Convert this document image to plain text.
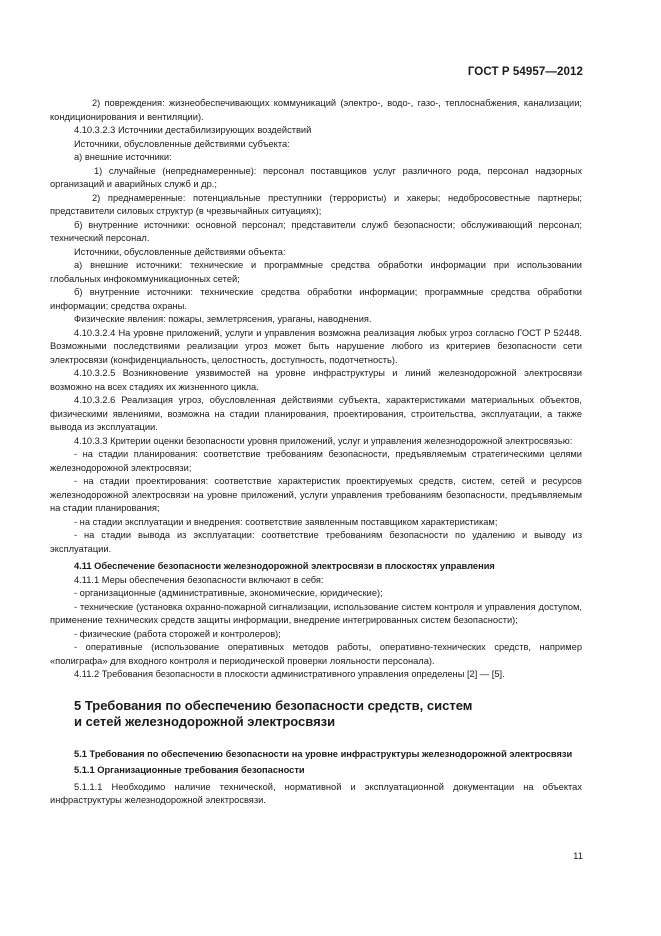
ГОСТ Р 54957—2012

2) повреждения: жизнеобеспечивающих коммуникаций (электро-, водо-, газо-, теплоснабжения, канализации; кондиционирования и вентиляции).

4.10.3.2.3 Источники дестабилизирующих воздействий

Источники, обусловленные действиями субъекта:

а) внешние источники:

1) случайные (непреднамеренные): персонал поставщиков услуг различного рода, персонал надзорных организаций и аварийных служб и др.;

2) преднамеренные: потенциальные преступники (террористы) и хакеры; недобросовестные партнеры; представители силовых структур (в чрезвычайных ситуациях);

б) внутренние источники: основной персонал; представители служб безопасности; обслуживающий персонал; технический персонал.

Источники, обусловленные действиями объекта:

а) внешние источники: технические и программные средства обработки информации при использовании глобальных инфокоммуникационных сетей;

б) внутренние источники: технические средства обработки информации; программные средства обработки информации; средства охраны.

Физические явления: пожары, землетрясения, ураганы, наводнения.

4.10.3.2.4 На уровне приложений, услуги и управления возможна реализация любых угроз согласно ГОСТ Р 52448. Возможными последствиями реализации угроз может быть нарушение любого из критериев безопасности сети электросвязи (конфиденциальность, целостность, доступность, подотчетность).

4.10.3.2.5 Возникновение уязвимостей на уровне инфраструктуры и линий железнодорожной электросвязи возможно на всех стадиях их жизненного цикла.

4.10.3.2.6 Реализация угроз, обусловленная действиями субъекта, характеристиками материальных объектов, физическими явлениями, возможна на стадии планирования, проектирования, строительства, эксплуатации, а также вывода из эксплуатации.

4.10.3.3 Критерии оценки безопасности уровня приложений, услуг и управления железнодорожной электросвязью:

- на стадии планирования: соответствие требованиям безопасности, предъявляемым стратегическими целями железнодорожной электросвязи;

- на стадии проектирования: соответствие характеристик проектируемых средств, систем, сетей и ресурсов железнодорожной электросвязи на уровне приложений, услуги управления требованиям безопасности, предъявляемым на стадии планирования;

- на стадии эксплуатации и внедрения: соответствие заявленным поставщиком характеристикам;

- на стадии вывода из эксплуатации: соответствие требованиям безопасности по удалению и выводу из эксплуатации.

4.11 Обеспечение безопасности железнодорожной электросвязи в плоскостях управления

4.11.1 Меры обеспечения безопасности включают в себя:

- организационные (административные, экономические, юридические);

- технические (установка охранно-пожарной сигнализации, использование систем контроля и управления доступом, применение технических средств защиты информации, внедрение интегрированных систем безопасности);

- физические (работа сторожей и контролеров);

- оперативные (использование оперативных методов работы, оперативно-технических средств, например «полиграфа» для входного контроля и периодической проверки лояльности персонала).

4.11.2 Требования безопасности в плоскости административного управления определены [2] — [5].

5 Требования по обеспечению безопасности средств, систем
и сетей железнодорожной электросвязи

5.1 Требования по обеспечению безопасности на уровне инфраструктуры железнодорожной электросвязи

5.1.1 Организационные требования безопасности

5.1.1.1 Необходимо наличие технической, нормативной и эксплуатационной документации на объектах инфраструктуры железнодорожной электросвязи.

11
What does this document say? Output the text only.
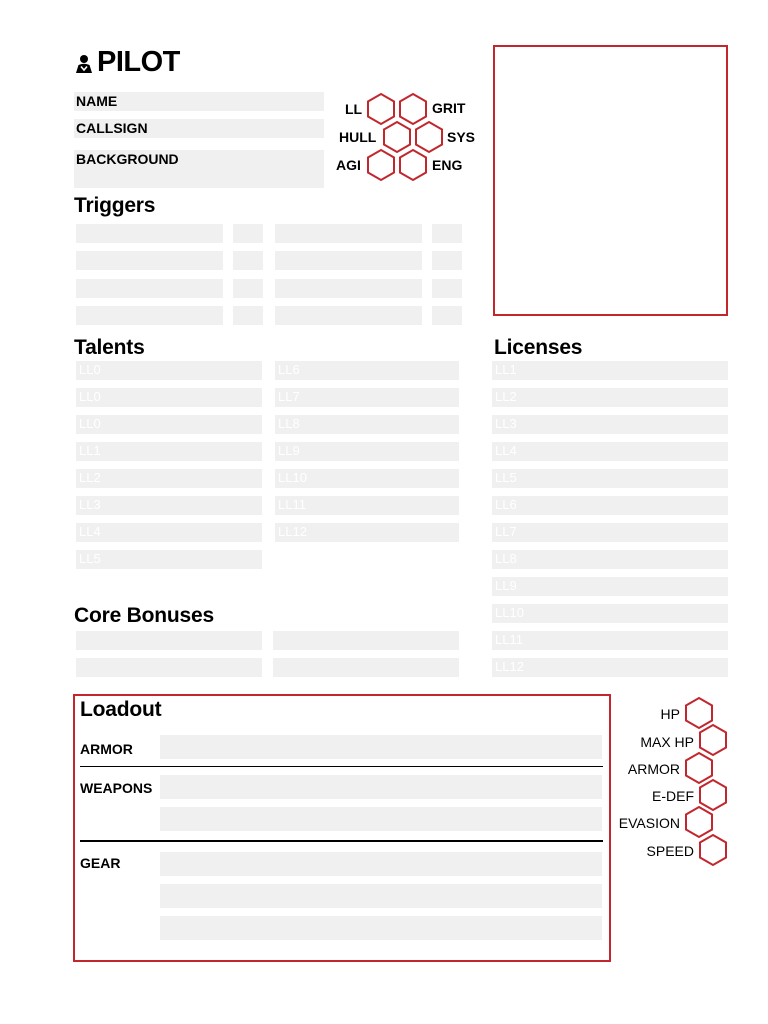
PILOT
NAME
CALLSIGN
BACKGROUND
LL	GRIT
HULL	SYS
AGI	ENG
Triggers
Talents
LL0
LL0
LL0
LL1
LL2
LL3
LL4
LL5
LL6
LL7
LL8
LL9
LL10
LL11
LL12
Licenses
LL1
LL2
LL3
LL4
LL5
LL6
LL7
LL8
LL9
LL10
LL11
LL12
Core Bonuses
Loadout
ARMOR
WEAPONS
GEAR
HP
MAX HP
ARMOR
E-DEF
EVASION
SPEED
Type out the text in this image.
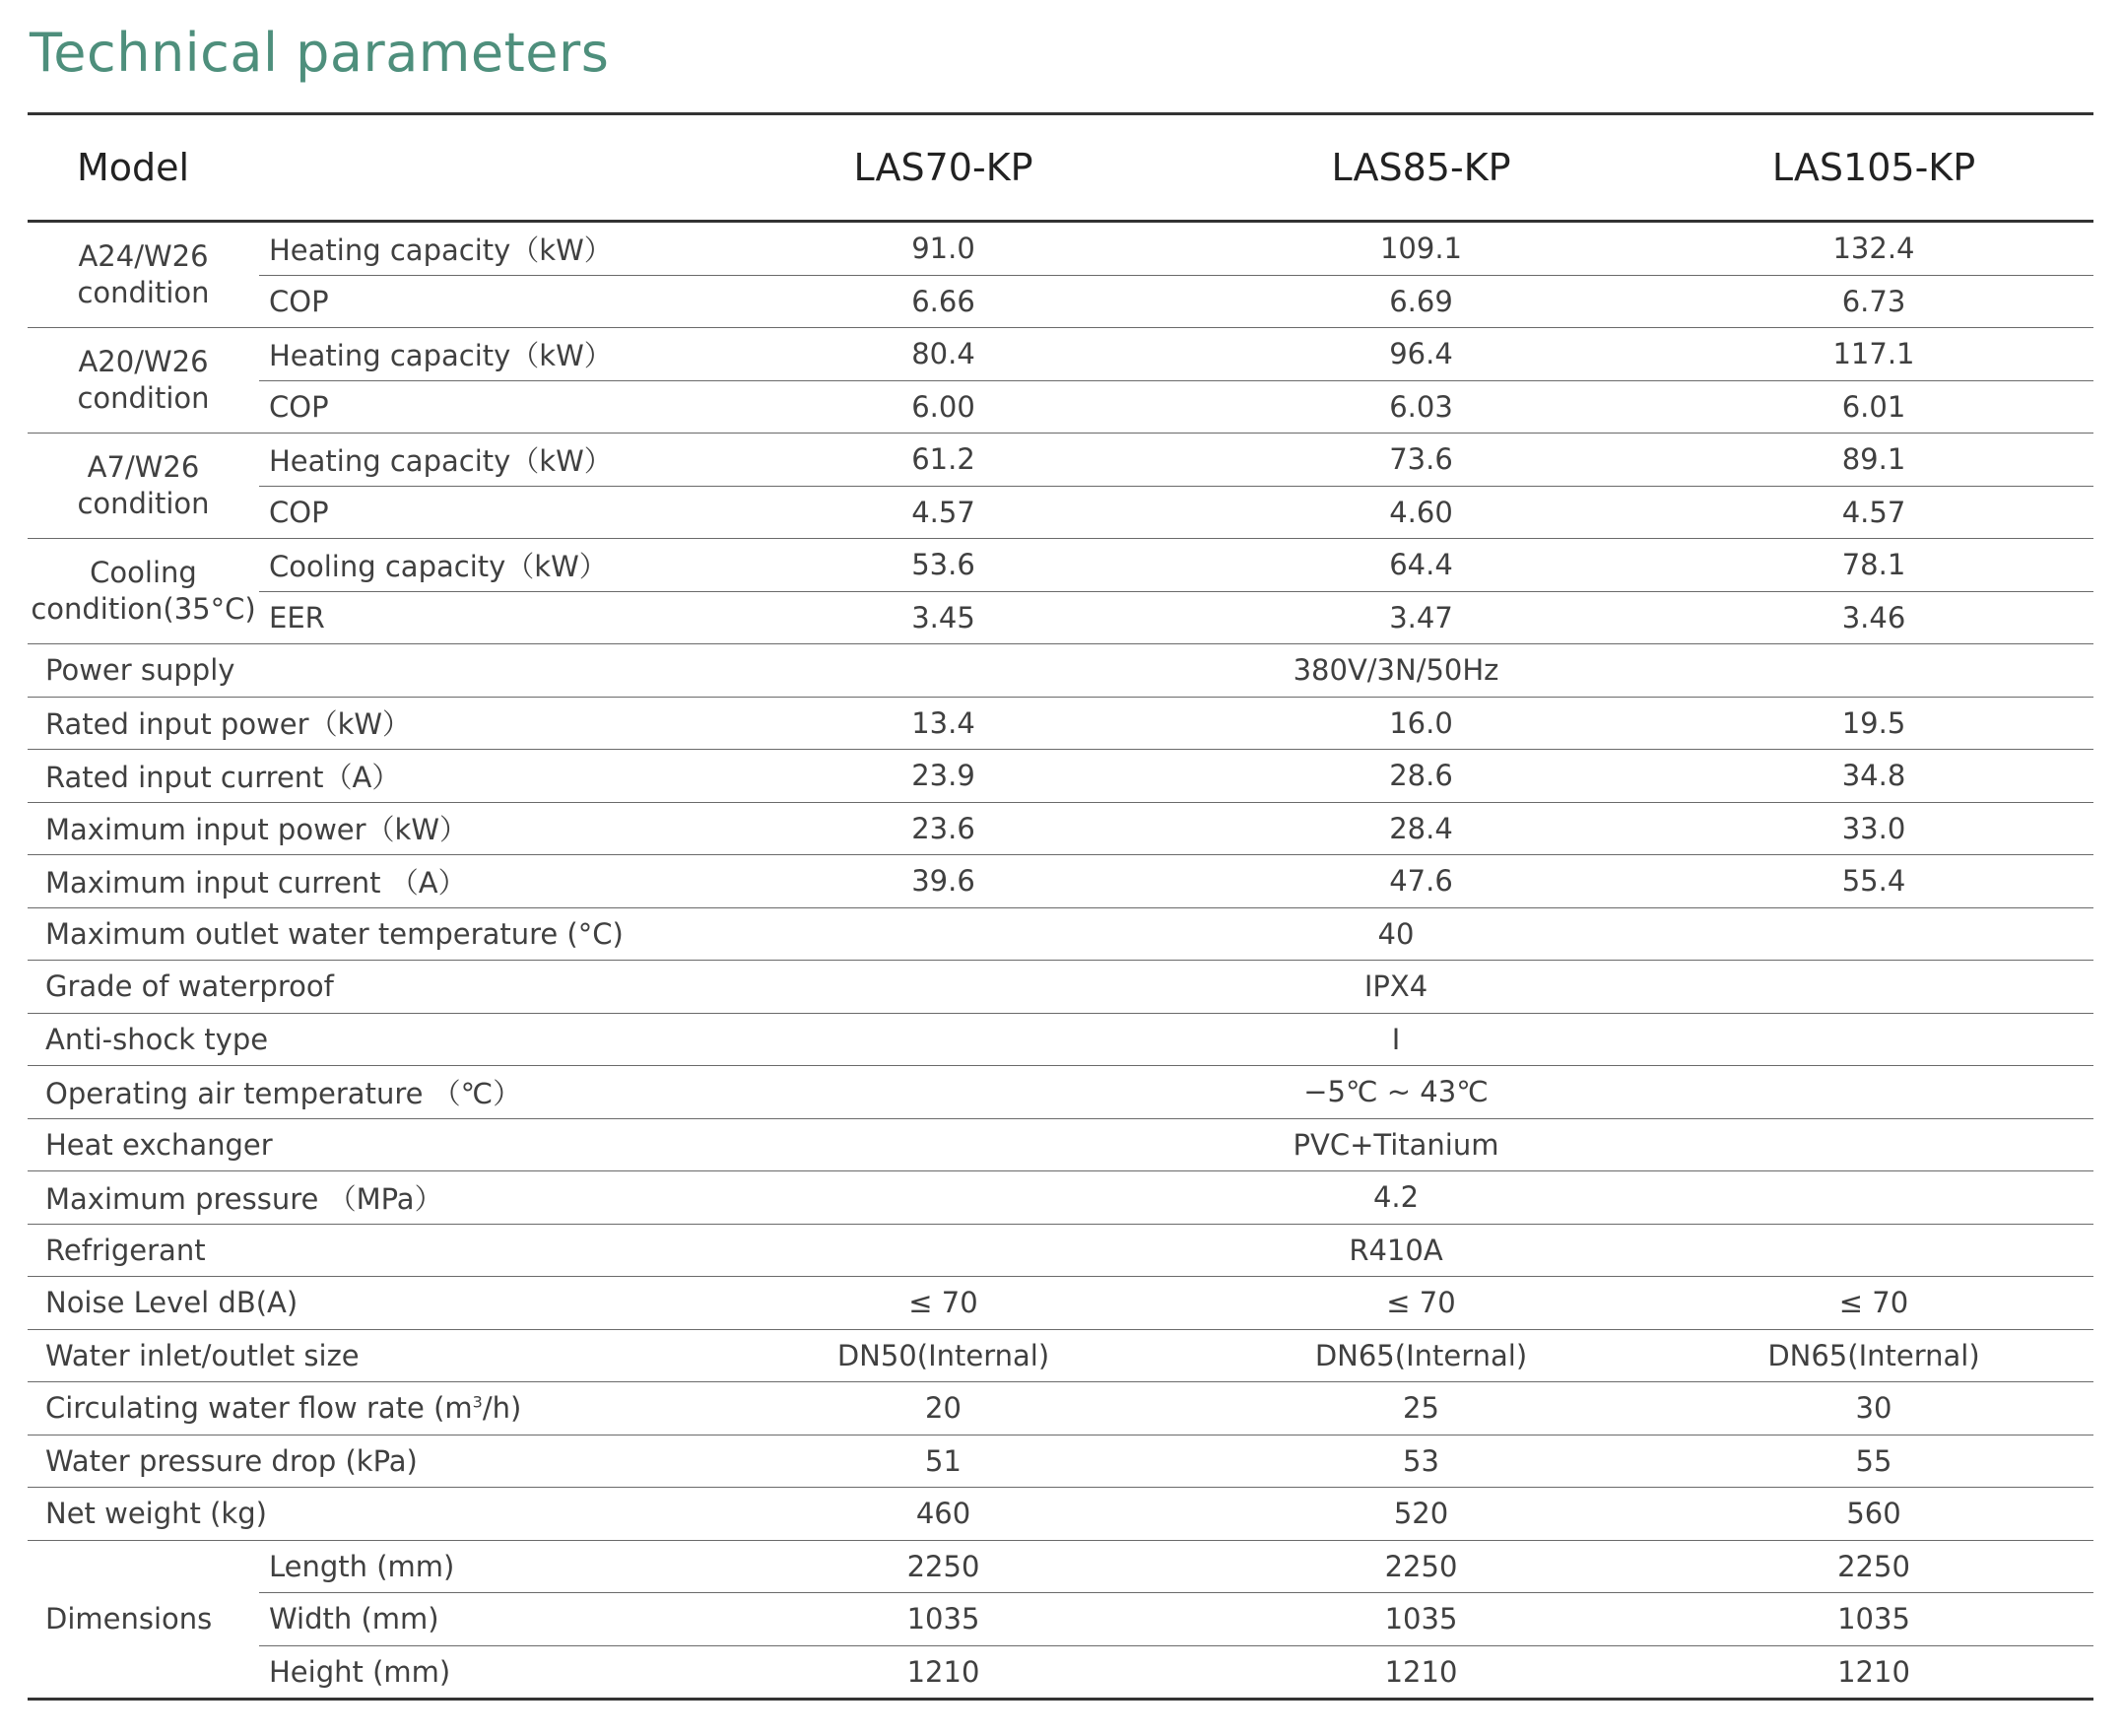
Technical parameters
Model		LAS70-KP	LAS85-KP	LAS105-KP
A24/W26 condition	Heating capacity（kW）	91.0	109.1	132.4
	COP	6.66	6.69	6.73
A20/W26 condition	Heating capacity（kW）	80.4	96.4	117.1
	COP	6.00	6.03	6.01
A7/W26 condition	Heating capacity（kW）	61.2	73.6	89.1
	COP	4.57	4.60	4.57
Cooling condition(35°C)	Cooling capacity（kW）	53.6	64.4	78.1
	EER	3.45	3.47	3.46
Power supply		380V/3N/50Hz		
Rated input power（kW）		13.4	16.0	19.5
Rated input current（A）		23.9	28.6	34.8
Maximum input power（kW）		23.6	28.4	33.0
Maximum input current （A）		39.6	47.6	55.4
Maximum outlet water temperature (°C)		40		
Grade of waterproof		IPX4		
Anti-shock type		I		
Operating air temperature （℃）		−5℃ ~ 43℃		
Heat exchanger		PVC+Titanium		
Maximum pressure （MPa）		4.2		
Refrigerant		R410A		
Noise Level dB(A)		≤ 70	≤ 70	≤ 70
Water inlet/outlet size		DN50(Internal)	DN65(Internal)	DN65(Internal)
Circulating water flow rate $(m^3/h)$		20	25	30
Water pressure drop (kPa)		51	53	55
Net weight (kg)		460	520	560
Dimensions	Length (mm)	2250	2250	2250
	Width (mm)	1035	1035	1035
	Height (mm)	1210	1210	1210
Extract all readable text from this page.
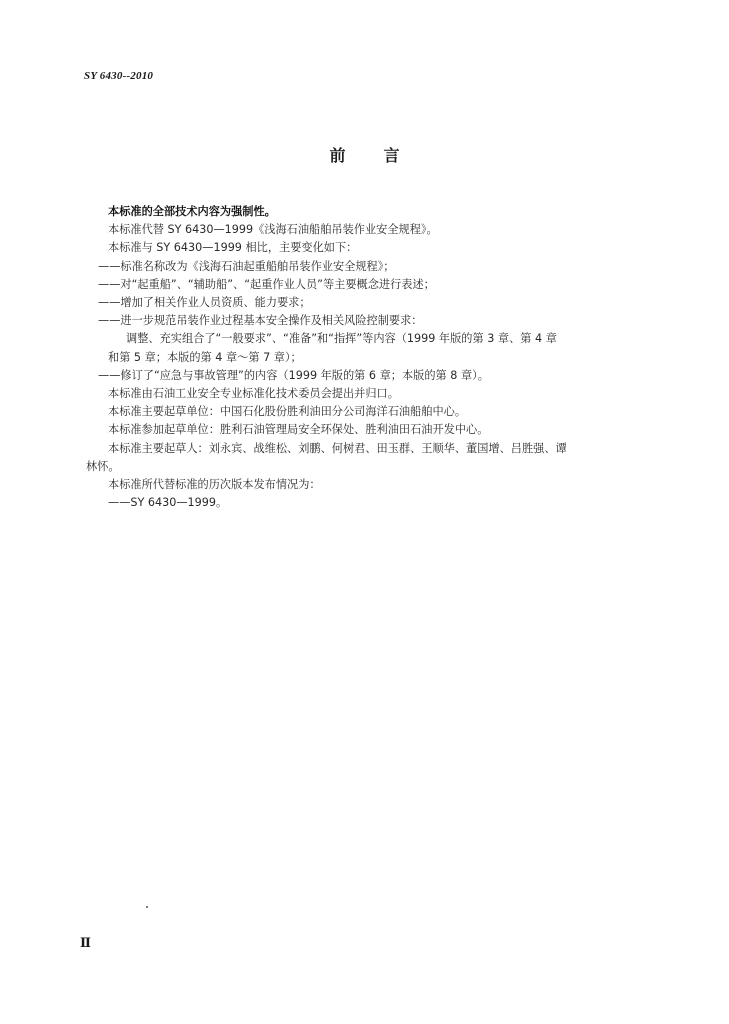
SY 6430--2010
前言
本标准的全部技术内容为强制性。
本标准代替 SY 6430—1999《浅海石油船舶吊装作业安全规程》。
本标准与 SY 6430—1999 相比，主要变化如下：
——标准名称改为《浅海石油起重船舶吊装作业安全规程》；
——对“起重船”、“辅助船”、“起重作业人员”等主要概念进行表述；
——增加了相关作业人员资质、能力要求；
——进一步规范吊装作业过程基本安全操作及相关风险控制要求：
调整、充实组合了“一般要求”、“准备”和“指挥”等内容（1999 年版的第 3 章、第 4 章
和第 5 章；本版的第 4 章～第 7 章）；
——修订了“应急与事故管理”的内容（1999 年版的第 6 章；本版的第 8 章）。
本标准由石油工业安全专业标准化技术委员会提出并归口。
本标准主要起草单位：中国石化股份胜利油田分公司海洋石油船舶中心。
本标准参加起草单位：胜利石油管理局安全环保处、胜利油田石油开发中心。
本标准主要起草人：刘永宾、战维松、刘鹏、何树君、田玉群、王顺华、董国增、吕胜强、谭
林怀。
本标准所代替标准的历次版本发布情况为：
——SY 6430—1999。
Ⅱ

=======

### Exercise task
Make a list of all lines in the data that contain "действиями".

### Result below
Источники, обусловленные действиями субъекта:
Источники, обусловленные действиями объекта:
4.10.3.2.6 Реализация угроз, обусловленная действиями субъекта, характеристиками материальных объектов, физическими явлениями, возможна на стадии планирования, проектирования, строительства, эксплуатации, а также вывода из эксплуатации.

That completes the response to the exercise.